Dataset entries -

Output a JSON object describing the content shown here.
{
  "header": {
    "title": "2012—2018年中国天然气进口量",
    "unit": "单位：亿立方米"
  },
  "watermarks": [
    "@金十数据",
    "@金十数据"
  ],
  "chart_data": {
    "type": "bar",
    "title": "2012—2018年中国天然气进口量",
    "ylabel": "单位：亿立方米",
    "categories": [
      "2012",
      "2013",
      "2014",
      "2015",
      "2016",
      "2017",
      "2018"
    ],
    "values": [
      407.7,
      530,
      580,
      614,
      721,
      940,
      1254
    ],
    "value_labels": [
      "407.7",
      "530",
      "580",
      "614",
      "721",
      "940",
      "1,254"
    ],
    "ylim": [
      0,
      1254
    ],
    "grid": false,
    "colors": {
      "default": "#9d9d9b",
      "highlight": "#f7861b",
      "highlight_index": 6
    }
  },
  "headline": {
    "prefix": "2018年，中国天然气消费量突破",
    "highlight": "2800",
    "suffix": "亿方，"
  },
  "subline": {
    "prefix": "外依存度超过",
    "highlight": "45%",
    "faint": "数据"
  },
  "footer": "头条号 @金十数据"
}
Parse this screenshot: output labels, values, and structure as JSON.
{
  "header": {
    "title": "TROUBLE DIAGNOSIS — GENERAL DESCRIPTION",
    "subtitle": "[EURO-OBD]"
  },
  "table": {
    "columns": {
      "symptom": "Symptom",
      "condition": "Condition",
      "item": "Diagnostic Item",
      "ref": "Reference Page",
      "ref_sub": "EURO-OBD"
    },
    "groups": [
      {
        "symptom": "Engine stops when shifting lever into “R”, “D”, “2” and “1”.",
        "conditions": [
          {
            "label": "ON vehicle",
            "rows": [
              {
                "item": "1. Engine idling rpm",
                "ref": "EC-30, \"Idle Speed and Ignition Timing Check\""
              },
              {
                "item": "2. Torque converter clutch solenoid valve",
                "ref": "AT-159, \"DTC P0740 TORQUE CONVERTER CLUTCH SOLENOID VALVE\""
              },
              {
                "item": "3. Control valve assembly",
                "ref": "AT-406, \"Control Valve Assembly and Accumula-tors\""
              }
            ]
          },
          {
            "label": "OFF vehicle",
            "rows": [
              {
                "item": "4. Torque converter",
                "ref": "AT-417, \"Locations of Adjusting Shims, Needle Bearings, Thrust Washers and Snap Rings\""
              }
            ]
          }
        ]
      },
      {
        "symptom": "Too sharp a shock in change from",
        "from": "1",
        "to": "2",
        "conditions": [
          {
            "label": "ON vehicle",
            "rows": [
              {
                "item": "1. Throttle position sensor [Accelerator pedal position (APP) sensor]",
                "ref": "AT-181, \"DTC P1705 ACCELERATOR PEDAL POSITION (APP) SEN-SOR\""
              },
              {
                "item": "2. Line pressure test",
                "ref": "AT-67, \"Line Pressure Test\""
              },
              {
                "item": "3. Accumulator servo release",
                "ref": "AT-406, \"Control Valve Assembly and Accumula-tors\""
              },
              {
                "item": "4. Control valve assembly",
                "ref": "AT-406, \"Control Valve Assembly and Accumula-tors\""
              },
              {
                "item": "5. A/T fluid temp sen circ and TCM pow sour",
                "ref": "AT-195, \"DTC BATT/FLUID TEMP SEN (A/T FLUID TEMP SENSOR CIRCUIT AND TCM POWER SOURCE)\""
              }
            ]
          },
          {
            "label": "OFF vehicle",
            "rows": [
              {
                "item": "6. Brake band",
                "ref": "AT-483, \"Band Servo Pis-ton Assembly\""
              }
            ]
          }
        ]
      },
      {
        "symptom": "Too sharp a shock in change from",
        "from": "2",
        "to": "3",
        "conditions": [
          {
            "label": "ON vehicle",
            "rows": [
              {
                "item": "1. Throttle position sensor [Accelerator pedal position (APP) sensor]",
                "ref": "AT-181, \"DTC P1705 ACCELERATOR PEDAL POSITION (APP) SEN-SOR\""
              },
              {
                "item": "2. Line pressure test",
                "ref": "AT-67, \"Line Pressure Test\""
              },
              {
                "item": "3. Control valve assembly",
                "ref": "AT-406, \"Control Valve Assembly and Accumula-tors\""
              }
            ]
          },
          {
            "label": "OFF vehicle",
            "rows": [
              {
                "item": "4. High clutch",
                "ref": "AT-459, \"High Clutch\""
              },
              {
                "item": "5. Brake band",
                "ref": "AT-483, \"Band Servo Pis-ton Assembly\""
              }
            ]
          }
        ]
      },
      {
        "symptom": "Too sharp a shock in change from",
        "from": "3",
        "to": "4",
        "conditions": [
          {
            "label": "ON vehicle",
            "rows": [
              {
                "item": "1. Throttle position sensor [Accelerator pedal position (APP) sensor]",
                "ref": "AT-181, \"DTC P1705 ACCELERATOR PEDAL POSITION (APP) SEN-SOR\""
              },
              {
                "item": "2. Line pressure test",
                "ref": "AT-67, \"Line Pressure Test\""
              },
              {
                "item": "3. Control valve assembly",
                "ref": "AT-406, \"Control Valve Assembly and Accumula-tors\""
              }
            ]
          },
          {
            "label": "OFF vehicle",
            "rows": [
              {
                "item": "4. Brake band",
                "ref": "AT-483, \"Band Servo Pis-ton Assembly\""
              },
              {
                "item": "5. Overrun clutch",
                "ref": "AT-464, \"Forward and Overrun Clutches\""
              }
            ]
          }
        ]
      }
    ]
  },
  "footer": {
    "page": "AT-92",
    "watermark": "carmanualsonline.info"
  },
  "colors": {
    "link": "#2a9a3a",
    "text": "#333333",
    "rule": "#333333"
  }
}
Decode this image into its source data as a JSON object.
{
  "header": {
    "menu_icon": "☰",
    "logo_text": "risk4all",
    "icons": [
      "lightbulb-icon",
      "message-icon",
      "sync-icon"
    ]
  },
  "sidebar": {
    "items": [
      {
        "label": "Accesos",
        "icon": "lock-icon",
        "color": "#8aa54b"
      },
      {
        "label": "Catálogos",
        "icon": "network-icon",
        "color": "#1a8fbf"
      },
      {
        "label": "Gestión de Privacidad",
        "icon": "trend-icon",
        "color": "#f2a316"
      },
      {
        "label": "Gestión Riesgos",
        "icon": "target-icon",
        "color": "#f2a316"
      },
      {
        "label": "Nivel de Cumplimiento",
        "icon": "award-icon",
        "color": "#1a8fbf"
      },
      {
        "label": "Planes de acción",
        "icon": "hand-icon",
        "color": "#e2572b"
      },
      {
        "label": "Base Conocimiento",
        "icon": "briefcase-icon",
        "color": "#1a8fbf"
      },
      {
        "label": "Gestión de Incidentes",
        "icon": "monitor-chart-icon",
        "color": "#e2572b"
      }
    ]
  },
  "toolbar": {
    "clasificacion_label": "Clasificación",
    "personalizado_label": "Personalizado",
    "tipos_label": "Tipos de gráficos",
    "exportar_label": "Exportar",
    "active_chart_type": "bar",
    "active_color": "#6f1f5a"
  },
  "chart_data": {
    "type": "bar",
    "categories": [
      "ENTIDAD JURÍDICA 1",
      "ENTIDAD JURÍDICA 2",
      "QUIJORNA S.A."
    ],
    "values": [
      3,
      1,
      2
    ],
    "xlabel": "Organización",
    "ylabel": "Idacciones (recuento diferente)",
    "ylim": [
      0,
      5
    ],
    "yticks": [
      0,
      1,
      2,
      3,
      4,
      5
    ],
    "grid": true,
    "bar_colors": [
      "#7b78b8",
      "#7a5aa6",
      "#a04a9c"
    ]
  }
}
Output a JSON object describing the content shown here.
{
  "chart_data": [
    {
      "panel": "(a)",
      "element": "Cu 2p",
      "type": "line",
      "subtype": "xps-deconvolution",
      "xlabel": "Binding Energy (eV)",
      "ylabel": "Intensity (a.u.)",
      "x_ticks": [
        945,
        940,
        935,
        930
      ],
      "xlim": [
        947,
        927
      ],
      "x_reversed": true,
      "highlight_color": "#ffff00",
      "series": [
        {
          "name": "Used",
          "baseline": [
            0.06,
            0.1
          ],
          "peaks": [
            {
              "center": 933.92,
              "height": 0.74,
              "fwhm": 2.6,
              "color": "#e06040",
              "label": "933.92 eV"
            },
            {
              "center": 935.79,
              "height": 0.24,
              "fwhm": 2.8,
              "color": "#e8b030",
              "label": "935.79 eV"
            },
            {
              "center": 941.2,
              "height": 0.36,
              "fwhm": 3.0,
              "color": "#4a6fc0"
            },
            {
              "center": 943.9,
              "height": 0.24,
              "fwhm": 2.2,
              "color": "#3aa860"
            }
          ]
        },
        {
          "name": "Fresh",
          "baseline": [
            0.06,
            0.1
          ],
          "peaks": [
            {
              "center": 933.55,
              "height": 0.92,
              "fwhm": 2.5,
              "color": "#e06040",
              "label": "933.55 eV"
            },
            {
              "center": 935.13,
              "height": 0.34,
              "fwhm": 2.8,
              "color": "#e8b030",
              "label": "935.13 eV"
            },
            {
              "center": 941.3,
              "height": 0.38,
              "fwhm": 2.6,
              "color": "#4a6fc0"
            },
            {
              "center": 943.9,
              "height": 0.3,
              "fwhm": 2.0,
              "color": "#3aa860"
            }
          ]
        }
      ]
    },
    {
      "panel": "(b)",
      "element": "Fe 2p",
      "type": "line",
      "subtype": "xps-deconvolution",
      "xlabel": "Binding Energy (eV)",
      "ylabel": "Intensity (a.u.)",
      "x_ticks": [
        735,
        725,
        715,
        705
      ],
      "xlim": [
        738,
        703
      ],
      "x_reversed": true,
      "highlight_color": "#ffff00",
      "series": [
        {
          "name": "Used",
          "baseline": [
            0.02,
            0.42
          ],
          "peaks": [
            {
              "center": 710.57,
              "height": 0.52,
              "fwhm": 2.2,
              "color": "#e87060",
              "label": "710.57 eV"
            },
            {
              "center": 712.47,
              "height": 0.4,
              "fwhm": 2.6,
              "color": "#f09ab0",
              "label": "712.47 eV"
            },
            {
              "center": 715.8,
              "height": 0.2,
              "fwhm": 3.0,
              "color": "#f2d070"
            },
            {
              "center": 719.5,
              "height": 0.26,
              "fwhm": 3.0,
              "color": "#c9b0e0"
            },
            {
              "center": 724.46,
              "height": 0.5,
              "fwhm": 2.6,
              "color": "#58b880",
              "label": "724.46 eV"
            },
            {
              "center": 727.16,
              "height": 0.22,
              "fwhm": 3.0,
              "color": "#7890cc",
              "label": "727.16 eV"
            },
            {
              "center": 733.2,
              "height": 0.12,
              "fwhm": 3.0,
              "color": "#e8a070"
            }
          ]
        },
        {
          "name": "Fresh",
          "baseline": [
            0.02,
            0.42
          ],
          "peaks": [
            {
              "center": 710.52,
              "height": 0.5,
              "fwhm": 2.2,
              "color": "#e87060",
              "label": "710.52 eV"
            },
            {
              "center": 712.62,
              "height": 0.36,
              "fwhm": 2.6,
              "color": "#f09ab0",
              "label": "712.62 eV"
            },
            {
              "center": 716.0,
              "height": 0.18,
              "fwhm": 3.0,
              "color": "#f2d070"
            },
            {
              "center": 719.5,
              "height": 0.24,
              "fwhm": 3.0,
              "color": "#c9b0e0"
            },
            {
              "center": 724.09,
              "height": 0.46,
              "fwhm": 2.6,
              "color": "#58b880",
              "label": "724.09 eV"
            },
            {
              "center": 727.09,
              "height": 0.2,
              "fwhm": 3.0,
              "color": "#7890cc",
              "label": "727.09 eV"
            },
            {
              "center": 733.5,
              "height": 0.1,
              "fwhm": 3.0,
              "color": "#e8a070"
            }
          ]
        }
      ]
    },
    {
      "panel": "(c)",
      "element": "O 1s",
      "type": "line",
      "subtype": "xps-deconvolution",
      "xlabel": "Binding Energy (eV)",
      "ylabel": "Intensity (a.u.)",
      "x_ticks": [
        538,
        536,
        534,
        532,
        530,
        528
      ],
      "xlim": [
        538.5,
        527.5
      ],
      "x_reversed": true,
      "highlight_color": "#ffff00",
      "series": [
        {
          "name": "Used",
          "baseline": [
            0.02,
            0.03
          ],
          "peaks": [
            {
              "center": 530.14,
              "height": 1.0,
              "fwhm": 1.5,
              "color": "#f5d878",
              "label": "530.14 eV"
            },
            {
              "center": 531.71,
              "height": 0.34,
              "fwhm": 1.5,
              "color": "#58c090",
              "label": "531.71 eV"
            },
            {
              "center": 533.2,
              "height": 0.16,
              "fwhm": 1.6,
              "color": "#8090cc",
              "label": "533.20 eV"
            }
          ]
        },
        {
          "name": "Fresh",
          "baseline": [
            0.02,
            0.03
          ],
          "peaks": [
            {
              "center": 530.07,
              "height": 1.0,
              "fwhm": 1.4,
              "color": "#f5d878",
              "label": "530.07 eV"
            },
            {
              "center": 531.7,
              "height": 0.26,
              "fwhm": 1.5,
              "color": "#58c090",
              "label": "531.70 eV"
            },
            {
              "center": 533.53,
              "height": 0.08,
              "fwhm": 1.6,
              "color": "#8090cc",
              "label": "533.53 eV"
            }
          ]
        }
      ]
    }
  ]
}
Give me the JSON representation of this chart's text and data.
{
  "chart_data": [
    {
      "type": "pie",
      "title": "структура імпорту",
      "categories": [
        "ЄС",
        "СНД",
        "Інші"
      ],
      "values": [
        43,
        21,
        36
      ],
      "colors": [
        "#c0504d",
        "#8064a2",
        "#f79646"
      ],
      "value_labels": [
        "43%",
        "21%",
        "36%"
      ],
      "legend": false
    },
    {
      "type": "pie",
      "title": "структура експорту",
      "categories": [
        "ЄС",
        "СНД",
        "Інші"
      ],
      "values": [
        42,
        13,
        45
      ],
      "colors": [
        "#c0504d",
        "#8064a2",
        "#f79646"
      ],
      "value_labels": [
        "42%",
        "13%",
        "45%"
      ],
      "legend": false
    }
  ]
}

WRITTEN EXERCISE - Go back to the data above and please quote exactly, and only, the lines from the line with "Give me the" through its last line.

EXERCISE SOLUTION -
Give me the JSON representation of this chart's text and data.
{
  "chart_data": [
    {
      "type": "pie",
      "title": "структура імпорту",
      "categories": [
        "ЄС",
        "СНД",
        "Інші"
      ],
      "values": [
        43,
        21,
        36
      ],
      "colors": [
        "#c0504d",
        "#8064a2",
        "#f79646"
      ],
      "value_labels": [
        "43%",
        "21%",
        "36%"
      ],
      "legend": false
    },
    {
      "type": "pie",
      "title": "структура експорту",
      "categories": [
        "ЄС",
        "СНД",
        "Інші"
      ],
      "values": [
        42,
        13,
        45
      ],
      "colors": [
        "#c0504d",
        "#8064a2",
        "#f79646"
      ],
      "value_labels": [
        "42%",
        "13%",
        "45%"
      ],
      "legend": false
    }
  ]
}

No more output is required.